* [AIM OF THE EXERCISE]: Look through the listing and locate every line containing the word "EXIT"; copy those lines.

--- begin MATERIAL PROVIDED ---

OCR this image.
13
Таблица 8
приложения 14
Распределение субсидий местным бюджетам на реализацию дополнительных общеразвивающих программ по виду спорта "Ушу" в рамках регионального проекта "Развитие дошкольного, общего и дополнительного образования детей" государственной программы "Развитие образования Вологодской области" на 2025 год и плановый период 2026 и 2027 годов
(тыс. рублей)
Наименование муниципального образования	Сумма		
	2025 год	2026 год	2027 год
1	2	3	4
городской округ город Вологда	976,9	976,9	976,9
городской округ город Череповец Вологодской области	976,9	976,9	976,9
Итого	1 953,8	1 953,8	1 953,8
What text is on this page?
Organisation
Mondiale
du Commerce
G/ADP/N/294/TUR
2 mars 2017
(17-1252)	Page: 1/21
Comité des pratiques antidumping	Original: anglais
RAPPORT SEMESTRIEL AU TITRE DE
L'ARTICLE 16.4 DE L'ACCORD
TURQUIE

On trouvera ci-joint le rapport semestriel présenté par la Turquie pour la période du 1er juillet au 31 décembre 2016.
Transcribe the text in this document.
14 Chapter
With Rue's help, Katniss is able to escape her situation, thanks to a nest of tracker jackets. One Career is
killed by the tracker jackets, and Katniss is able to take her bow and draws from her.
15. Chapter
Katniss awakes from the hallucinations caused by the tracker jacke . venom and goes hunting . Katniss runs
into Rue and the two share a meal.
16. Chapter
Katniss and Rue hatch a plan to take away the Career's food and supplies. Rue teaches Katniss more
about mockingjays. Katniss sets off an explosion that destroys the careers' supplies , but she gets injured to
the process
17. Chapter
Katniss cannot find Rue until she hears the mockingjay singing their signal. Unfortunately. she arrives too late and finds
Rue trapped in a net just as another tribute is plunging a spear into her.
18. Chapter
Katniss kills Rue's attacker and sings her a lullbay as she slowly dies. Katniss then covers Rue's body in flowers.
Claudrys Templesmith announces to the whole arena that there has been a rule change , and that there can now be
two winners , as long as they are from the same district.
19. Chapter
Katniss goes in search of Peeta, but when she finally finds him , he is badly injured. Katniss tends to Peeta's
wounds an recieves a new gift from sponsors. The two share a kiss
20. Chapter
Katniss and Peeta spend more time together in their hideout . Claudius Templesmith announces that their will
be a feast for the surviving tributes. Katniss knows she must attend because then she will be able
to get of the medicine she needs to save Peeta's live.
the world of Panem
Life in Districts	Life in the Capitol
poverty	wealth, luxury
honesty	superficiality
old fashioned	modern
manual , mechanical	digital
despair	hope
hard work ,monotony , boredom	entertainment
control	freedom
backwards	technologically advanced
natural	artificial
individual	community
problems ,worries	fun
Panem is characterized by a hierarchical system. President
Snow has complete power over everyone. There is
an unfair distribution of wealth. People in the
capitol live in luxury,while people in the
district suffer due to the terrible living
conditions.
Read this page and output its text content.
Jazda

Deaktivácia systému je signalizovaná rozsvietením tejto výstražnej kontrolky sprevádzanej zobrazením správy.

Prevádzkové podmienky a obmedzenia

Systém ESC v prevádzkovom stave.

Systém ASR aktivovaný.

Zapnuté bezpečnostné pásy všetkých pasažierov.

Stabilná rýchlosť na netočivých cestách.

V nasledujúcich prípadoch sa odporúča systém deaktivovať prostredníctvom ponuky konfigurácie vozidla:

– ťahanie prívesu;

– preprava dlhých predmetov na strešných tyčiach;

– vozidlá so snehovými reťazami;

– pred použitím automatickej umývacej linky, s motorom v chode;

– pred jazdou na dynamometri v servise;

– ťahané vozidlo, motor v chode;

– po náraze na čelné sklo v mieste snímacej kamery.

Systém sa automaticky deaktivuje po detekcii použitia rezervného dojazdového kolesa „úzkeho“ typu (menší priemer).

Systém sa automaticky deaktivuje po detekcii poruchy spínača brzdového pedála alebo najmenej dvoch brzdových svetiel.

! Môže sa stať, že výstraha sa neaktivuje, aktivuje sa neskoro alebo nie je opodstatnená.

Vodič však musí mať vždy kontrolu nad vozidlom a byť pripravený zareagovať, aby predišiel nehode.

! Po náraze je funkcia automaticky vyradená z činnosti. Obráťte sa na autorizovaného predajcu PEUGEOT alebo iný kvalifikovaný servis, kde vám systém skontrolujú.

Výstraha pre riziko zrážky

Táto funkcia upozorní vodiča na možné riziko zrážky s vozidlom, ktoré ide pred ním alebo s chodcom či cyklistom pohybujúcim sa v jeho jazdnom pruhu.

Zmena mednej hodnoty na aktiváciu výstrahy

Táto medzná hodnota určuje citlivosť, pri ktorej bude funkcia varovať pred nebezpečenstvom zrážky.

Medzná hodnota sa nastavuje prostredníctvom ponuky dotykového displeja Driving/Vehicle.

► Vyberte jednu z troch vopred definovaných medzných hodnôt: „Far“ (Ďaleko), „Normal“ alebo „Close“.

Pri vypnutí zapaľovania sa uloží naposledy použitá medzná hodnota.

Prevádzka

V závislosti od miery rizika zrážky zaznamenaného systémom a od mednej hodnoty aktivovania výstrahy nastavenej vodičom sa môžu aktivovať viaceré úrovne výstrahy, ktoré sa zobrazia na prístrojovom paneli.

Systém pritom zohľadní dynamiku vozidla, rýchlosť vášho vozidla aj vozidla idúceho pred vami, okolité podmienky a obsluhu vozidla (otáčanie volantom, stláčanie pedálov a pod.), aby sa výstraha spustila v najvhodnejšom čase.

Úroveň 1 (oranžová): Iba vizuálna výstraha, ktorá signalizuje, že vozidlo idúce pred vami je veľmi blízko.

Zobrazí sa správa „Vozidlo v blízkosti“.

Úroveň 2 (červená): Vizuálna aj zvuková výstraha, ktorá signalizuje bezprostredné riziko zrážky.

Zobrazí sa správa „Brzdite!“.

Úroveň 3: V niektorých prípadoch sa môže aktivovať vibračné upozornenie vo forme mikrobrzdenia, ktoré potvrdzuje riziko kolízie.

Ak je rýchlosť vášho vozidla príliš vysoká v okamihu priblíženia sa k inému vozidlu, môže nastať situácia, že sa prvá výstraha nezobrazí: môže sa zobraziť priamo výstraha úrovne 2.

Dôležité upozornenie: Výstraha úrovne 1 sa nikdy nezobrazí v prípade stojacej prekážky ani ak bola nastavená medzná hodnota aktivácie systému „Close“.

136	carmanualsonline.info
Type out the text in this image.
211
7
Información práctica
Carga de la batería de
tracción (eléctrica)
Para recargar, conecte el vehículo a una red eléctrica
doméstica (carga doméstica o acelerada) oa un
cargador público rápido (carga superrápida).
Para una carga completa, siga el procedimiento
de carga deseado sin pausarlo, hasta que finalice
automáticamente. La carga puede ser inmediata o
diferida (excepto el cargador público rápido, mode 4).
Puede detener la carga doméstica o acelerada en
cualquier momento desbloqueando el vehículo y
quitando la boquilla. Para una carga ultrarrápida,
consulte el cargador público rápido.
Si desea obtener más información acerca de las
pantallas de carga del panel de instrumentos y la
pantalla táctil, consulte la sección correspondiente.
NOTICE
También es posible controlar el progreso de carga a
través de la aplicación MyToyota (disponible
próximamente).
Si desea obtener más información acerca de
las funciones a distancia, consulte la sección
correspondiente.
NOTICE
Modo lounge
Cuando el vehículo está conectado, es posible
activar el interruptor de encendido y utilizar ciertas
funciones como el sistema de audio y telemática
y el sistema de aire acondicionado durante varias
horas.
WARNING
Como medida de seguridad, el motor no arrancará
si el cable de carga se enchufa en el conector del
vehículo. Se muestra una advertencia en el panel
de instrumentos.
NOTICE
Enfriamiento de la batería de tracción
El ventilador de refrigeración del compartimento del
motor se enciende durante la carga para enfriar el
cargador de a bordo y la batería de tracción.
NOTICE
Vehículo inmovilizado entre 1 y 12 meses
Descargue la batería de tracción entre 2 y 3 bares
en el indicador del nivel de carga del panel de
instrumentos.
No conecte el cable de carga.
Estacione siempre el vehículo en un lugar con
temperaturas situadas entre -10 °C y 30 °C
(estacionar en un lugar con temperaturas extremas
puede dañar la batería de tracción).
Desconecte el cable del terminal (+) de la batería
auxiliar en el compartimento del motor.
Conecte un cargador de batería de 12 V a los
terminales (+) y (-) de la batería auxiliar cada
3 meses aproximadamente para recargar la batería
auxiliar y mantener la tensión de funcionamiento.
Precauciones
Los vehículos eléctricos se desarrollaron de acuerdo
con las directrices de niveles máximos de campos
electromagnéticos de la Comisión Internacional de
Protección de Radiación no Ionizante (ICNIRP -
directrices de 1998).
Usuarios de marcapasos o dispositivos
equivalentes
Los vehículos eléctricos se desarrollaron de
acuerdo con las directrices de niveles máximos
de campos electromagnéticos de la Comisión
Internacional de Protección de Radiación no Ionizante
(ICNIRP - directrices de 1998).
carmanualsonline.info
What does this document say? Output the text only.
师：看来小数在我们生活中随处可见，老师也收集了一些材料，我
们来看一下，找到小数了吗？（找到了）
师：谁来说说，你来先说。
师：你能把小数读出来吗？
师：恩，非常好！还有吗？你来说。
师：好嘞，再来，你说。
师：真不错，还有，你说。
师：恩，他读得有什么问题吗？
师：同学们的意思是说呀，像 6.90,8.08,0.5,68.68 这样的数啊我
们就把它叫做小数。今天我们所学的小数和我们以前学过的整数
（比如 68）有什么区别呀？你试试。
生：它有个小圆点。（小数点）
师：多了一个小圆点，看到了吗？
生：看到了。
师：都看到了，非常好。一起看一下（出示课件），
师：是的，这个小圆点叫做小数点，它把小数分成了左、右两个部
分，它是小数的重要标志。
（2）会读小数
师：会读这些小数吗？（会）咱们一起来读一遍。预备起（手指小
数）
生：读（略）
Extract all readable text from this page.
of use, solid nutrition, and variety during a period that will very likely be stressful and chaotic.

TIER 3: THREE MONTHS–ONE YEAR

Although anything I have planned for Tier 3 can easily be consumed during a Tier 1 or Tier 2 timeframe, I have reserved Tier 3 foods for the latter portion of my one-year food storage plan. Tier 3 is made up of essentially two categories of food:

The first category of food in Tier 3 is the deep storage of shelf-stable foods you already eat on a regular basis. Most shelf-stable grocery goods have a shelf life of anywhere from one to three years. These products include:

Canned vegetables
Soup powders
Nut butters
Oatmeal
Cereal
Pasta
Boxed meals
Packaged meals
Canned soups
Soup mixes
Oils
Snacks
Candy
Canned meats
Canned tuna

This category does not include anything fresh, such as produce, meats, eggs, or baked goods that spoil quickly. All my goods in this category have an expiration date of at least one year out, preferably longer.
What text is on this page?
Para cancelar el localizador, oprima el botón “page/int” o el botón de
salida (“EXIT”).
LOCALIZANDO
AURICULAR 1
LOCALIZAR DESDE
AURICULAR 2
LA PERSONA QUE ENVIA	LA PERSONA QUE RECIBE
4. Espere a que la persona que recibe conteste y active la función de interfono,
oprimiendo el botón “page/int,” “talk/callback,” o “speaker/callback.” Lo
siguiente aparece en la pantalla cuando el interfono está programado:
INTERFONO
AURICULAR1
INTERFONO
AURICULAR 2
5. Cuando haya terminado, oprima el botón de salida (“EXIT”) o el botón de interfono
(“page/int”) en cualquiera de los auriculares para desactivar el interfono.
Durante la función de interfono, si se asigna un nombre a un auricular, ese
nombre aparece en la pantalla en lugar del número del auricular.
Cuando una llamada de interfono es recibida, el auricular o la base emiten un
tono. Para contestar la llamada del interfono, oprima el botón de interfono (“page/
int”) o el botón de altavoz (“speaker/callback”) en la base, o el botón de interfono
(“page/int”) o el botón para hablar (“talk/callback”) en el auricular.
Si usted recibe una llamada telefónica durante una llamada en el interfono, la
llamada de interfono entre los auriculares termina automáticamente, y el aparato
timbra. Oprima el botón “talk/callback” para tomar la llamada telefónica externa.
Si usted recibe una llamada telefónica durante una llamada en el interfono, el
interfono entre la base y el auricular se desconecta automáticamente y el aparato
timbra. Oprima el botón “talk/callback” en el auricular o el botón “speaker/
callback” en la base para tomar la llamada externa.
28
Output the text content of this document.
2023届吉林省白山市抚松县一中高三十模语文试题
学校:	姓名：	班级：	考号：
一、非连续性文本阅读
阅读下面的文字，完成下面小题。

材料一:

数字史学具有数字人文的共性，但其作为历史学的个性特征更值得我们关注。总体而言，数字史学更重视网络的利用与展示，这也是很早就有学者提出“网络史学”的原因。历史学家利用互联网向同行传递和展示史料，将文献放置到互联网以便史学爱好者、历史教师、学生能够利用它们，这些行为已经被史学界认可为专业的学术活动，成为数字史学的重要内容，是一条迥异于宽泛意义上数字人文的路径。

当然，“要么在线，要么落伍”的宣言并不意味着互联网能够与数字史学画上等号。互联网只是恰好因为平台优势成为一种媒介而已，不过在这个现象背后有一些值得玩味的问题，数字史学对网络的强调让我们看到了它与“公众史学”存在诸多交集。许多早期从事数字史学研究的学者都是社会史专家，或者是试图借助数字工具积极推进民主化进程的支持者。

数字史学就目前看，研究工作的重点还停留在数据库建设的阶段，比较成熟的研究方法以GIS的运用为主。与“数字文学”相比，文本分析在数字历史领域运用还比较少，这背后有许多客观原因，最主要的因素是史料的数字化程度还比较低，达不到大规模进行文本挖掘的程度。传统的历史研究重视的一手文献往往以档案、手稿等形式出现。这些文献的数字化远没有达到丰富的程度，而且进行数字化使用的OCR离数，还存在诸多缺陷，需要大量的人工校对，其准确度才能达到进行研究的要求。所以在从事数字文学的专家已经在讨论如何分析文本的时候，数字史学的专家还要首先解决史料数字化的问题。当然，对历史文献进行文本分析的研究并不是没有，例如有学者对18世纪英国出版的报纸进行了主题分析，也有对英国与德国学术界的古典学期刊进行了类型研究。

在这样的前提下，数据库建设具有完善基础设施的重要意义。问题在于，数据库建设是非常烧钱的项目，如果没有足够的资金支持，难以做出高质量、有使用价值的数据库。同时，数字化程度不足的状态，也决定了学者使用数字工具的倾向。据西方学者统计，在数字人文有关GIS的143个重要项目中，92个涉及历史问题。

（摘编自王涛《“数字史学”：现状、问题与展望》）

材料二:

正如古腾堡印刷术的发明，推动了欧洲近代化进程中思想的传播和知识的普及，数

--- end MATERIAL PROVIDED ---

* [SOLUTION TO THE PROBLEM]:
salida (“EXIT”).
5. Cuando haya terminado, oprima el botón de salida (“EXIT”) o el botón de interfono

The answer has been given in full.